AIM: With the pictures omitted, write out the entries that follow exactly as they stand.

Records from a collection of figures:
__________________________________________________

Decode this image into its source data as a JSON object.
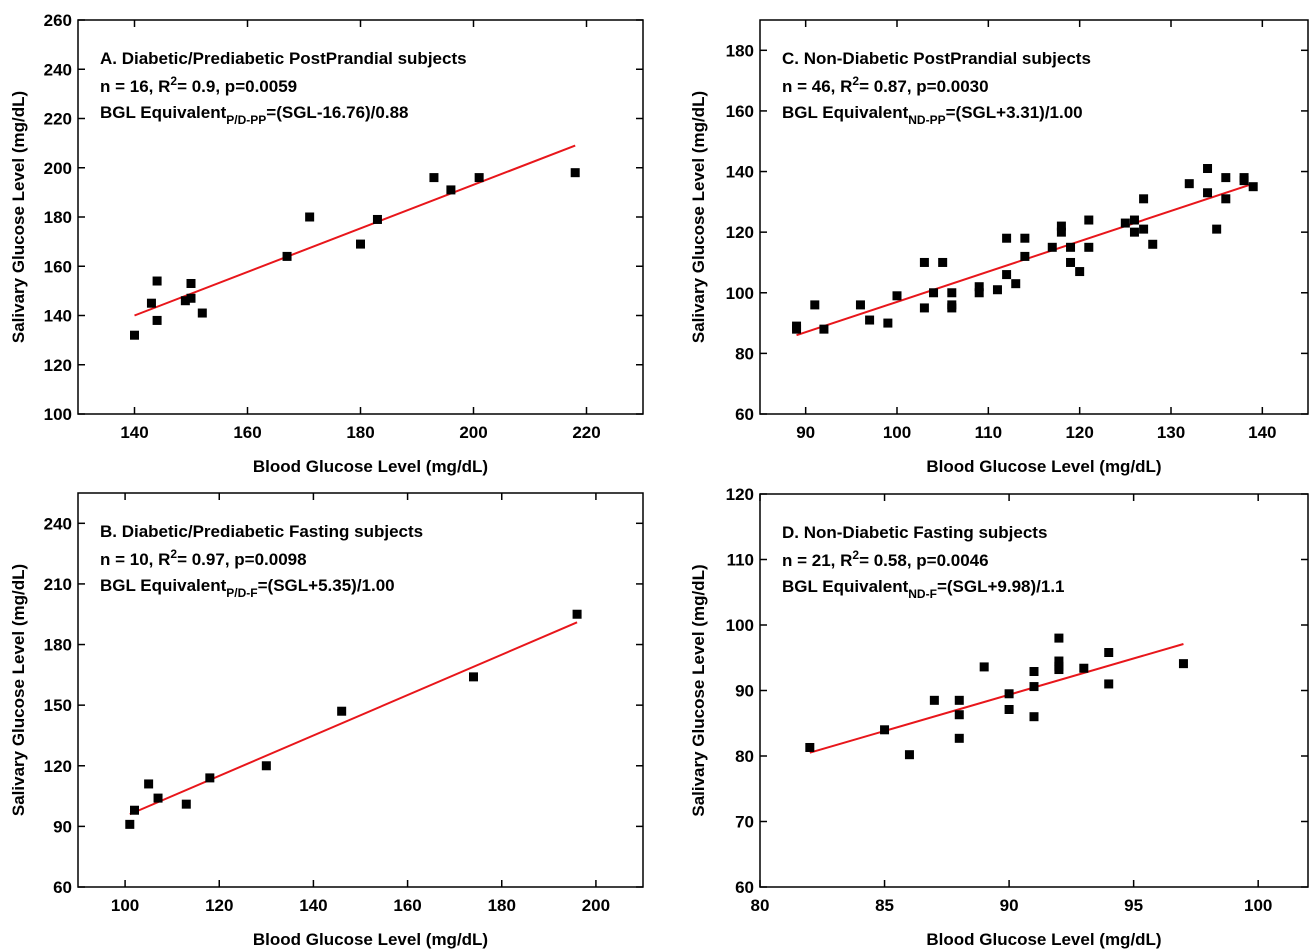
{
  "chart_data": [
    {
      "type": "scatter",
      "title": "A. Diabetic/Prediabetic PostPrandial subjects",
      "stats": [
        "n = 16, R",
        "2",
        "= 0.9, p=0.0059"
      ],
      "equation": [
        "BGL Equivalent",
        "P/D-PP",
        "=(SGL-16.76)/0.88"
      ],
      "x_label": "Blood Glucose Level (mg/dL)",
      "y_label": "Salivary Glucose Level (mg/dL)",
      "x": [
        140,
        143,
        144,
        144,
        149,
        150,
        150,
        152,
        167,
        171,
        180,
        183,
        193,
        196,
        201,
        218
      ],
      "values": [
        132,
        145,
        154,
        138,
        146,
        147,
        153,
        141,
        164,
        180,
        169,
        179,
        196,
        191,
        196,
        198
      ],
      "color": "#000000",
      "fit": {
        "x": [
          140,
          218
        ],
        "values": [
          140,
          209
        ],
        "color": "#e8161b"
      },
      "xlim": [
        130,
        230
      ],
      "ylim": [
        100,
        260
      ],
      "xticks": [
        140,
        160,
        180,
        200,
        220
      ],
      "yticks": [
        100,
        120,
        140,
        160,
        180,
        200,
        220,
        240,
        260
      ]
    },
    {
      "type": "scatter",
      "title": "C. Non-Diabetic PostPrandial subjects",
      "stats": [
        "n = 46, R",
        "2",
        "= 0.87, p=0.0030"
      ],
      "equation": [
        "BGL Equivalent",
        "ND-PP",
        "=(SGL+3.31)/1.00"
      ],
      "x_label": "Blood Glucose Level (mg/dL)",
      "y_label": "Salivary Glucose Level (mg/dL)",
      "x": [
        89,
        89,
        91,
        92,
        96,
        97,
        99,
        100,
        103,
        103,
        104,
        105,
        106,
        106,
        106,
        109,
        109,
        111,
        112,
        112,
        113,
        114,
        114,
        117,
        118,
        118,
        119,
        119,
        120,
        121,
        121,
        125,
        126,
        126,
        127,
        127,
        128,
        132,
        134,
        134,
        135,
        136,
        136,
        138,
        138,
        139
      ],
      "values": [
        88,
        89,
        96,
        88,
        96,
        91,
        90,
        99,
        95,
        110,
        100,
        110,
        95,
        96,
        100,
        100,
        102,
        101,
        106,
        118,
        103,
        112,
        118,
        115,
        120,
        122,
        110,
        115,
        107,
        115,
        124,
        123,
        120,
        124,
        121,
        131,
        116,
        136,
        133,
        141,
        121,
        131,
        138,
        137,
        138,
        135
      ],
      "color": "#000000",
      "fit": {
        "x": [
          89,
          139
        ],
        "values": [
          86,
          136
        ],
        "color": "#e8161b"
      },
      "xlim": [
        85,
        145
      ],
      "ylim": [
        60,
        190
      ],
      "xticks": [
        90,
        100,
        110,
        120,
        130,
        140
      ],
      "yticks": [
        60,
        80,
        100,
        120,
        140,
        160,
        180
      ]
    },
    {
      "type": "scatter",
      "title": "B. Diabetic/Prediabetic Fasting subjects",
      "stats": [
        "n = 10, R",
        "2",
        "= 0.97, p=0.0098"
      ],
      "equation": [
        "BGL Equivalent",
        "P/D-F",
        "=(SGL+5.35)/1.00"
      ],
      "x_label": "Blood Glucose Level (mg/dL)",
      "y_label": "Salivary Glucose Level (mg/dL)",
      "x": [
        101,
        102,
        105,
        107,
        113,
        118,
        130,
        146,
        174,
        196
      ],
      "values": [
        91,
        98,
        111,
        104,
        101,
        114,
        120,
        147,
        164,
        195
      ],
      "color": "#000000",
      "fit": {
        "x": [
          101,
          196
        ],
        "values": [
          96,
          191
        ],
        "color": "#e8161b"
      },
      "xlim": [
        90,
        210
      ],
      "ylim": [
        60,
        255
      ],
      "xticks": [
        100,
        120,
        140,
        160,
        180,
        200
      ],
      "yticks": [
        60,
        90,
        120,
        150,
        180,
        210,
        240
      ]
    },
    {
      "type": "scatter",
      "title": "D. Non-Diabetic Fasting subjects",
      "stats": [
        "n = 21, R",
        "2",
        "= 0.58, p=0.0046"
      ],
      "equation": [
        "BGL Equivalent",
        "ND-F",
        "=(SGL+9.98)/1.1"
      ],
      "x_label": "Blood Glucose Level (mg/dL)",
      "y_label": "Salivary Glucose Level (mg/dL)",
      "x": [
        82,
        85,
        86,
        87,
        88,
        88,
        88,
        89,
        90,
        90,
        91,
        91,
        91,
        92,
        92,
        92,
        92,
        93,
        94,
        94,
        97
      ],
      "values": [
        81.3,
        84,
        80.2,
        88.5,
        88.5,
        86.3,
        82.7,
        93.6,
        89.5,
        87.1,
        92.9,
        90.6,
        86,
        98,
        94.5,
        93.7,
        93.2,
        93.4,
        95.8,
        91,
        94.1
      ],
      "color": "#000000",
      "fit": {
        "x": [
          82,
          97
        ],
        "values": [
          80.5,
          97.1
        ],
        "color": "#e8161b"
      },
      "xlim": [
        80,
        102
      ],
      "ylim": [
        60,
        120
      ],
      "xticks": [
        80,
        85,
        90,
        95,
        100
      ],
      "yticks": [
        60,
        70,
        80,
        90,
        100,
        110,
        120
      ]
    }
  ]
}
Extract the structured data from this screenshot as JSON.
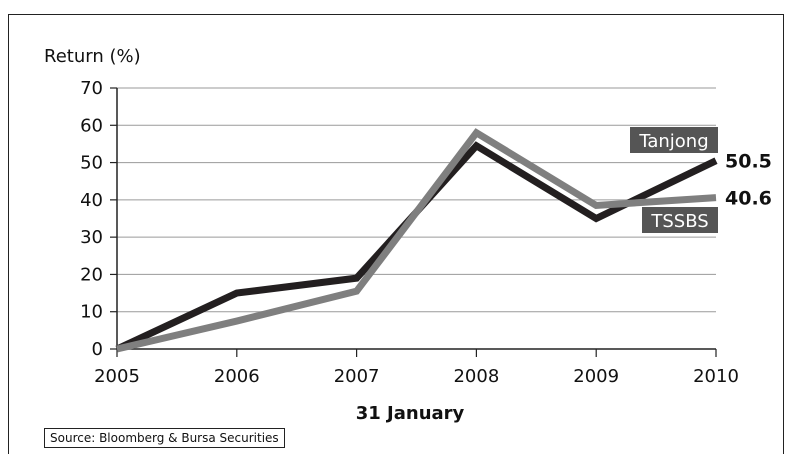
{
  "chart_data": {
    "type": "line",
    "ylabel": "Return (%)",
    "xlabel": "31 January",
    "x": [
      "2005",
      "2006",
      "2007",
      "2008",
      "2009",
      "2010"
    ],
    "ylim": [
      0,
      70
    ],
    "yticks": [
      0,
      10,
      20,
      30,
      40,
      50,
      60,
      70
    ],
    "grid": true,
    "series": [
      {
        "name": "Tanjong",
        "values": [
          0,
          15,
          19,
          54.5,
          35,
          50.5
        ],
        "color": "#231f20",
        "end_label": "50.5"
      },
      {
        "name": "TSSBS",
        "values": [
          0,
          7.5,
          15.5,
          58,
          38.5,
          40.6
        ],
        "color": "#7f7f7f",
        "end_label": "40.6"
      }
    ],
    "source": "Source: Bloomberg & Bursa Securities"
  },
  "colors": {
    "grid": "#9a9a9a",
    "label_box": "#555555",
    "axis": "#222222"
  }
}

__________________________________________________

FINISHED TASK:
Decode this image into its source data as a JSON object.
{
  "chart_data": [
    {
      "type": "scatter",
      "title": "A. Diabetic/Prediabetic PostPrandial subjects",
      "stats": [
        "n = 16, R",
        "2",
        "= 0.9, p=0.0059"
      ],
      "equation": [
        "BGL Equivalent",
        "P/D-PP",
        "=(SGL-16.76)/0.88"
      ],
      "x_label": "Blood Glucose Level (mg/dL)",
      "y_label": "Salivary Glucose Level (mg/dL)",
      "x": [
        140,
        143,
        144,
        144,
        149,
        150,
        150,
        152,
        167,
        171,
        180,
        183,
        193,
        196,
        201,
        218
      ],
      "values": [
        132,
        145,
        154,
        138,
        146,
        147,
        153,
        141,
        164,
        180,
        169,
        179,
        196,
        191,
        196,
        198
      ],
      "color": "#000000",
      "fit": {
        "x": [
          140,
          218
        ],
        "values": [
          140,
          209
        ],
        "color": "#e8161b"
      },
      "xlim": [
        130,
        230
      ],
      "ylim": [
        100,
        260
      ],
      "xticks": [
        140,
        160,
        180,
        200,
        220
      ],
      "yticks": [
        100,
        120,
        140,
        160,
        180,
        200,
        220,
        240,
        260
      ]
    },
    {
      "type": "scatter",
      "title": "C. Non-Diabetic PostPrandial subjects",
      "stats": [
        "n = 46, R",
        "2",
        "= 0.87, p=0.0030"
      ],
      "equation": [
        "BGL Equivalent",
        "ND-PP",
        "=(SGL+3.31)/1.00"
      ],
      "x_label": "Blood Glucose Level (mg/dL)",
      "y_label": "Salivary Glucose Level (mg/dL)",
      "x": [
        89,
        89,
        91,
        92,
        96,
        97,
        99,
        100,
        103,
        103,
        104,
        105,
        106,
        106,
        106,
        109,
        109,
        111,
        112,
        112,
        113,
        114,
        114,
        117,
        118,
        118,
        119,
        119,
        120,
        121,
        121,
        125,
        126,
        126,
        127,
        127,
        128,
        132,
        134,
        134,
        135,
        136,
        136,
        138,
        138,
        139
      ],
      "values": [
        88,
        89,
        96,
        88,
        96,
        91,
        90,
        99,
        95,
        110,
        100,
        110,
        95,
        96,
        100,
        100,
        102,
        101,
        106,
        118,
        103,
        112,
        118,
        115,
        120,
        122,
        110,
        115,
        107,
        115,
        124,
        123,
        120,
        124,
        121,
        131,
        116,
        136,
        133,
        141,
        121,
        131,
        138,
        137,
        138,
        135
      ],
      "color": "#000000",
      "fit": {
        "x": [
          89,
          139
        ],
        "values": [
          86,
          136
        ],
        "color": "#e8161b"
      },
      "xlim": [
        85,
        145
      ],
      "ylim": [
        60,
        190
      ],
      "xticks": [
        90,
        100,
        110,
        120,
        130,
        140
      ],
      "yticks": [
        60,
        80,
        100,
        120,
        140,
        160,
        180
      ]
    },
    {
      "type": "scatter",
      "title": "B. Diabetic/Prediabetic Fasting subjects",
      "stats": [
        "n = 10, R",
        "2",
        "= 0.97, p=0.0098"
      ],
      "equation": [
        "BGL Equivalent",
        "P/D-F",
        "=(SGL+5.35)/1.00"
      ],
      "x_label": "Blood Glucose Level (mg/dL)",
      "y_label": "Salivary Glucose Level (mg/dL)",
      "x": [
        101,
        102,
        105,
        107,
        113,
        118,
        130,
        146,
        174,
        196
      ],
      "values": [
        91,
        98,
        111,
        104,
        101,
        114,
        120,
        147,
        164,
        195
      ],
      "color": "#000000",
      "fit": {
        "x": [
          101,
          196
        ],
        "values": [
          96,
          191
        ],
        "color": "#e8161b"
      },
      "xlim": [
        90,
        210
      ],
      "ylim": [
        60,
        255
      ],
      "xticks": [
        100,
        120,
        140,
        160,
        180,
        200
      ],
      "yticks": [
        60,
        90,
        120,
        150,
        180,
        210,
        240
      ]
    },
    {
      "type": "scatter",
      "title": "D. Non-Diabetic Fasting subjects",
      "stats": [
        "n = 21, R",
        "2",
        "= 0.58, p=0.0046"
      ],
      "equation": [
        "BGL Equivalent",
        "ND-F",
        "=(SGL+9.98)/1.1"
      ],
      "x_label": "Blood Glucose Level (mg/dL)",
      "y_label": "Salivary Glucose Level (mg/dL)",
      "x": [
        82,
        85,
        86,
        87,
        88,
        88,
        88,
        89,
        90,
        90,
        91,
        91,
        91,
        92,
        92,
        92,
        92,
        93,
        94,
        94,
        97
      ],
      "values": [
        81.3,
        84,
        80.2,
        88.5,
        88.5,
        86.3,
        82.7,
        93.6,
        89.5,
        87.1,
        92.9,
        90.6,
        86,
        98,
        94.5,
        93.7,
        93.2,
        93.4,
        95.8,
        91,
        94.1
      ],
      "color": "#000000",
      "fit": {
        "x": [
          82,
          97
        ],
        "values": [
          80.5,
          97.1
        ],
        "color": "#e8161b"
      },
      "xlim": [
        80,
        102
      ],
      "ylim": [
        60,
        120
      ],
      "xticks": [
        80,
        85,
        90,
        95,
        100
      ],
      "yticks": [
        60,
        70,
        80,
        90,
        100,
        110,
        120
      ]
    }
  ]
}
Extract the structured data from this screenshot as JSON.
{
  "chart_data": {
    "type": "line",
    "ylabel": "Return (%)",
    "xlabel": "31 January",
    "x": [
      "2005",
      "2006",
      "2007",
      "2008",
      "2009",
      "2010"
    ],
    "ylim": [
      0,
      70
    ],
    "yticks": [
      0,
      10,
      20,
      30,
      40,
      50,
      60,
      70
    ],
    "grid": true,
    "series": [
      {
        "name": "Tanjong",
        "values": [
          0,
          15,
          19,
          54.5,
          35,
          50.5
        ],
        "color": "#231f20",
        "end_label": "50.5"
      },
      {
        "name": "TSSBS",
        "values": [
          0,
          7.5,
          15.5,
          58,
          38.5,
          40.6
        ],
        "color": "#7f7f7f",
        "end_label": "40.6"
      }
    ],
    "source": "Source: Bloomberg & Bursa Securities"
  },
  "colors": {
    "grid": "#9a9a9a",
    "label_box": "#555555",
    "axis": "#222222"
  }
}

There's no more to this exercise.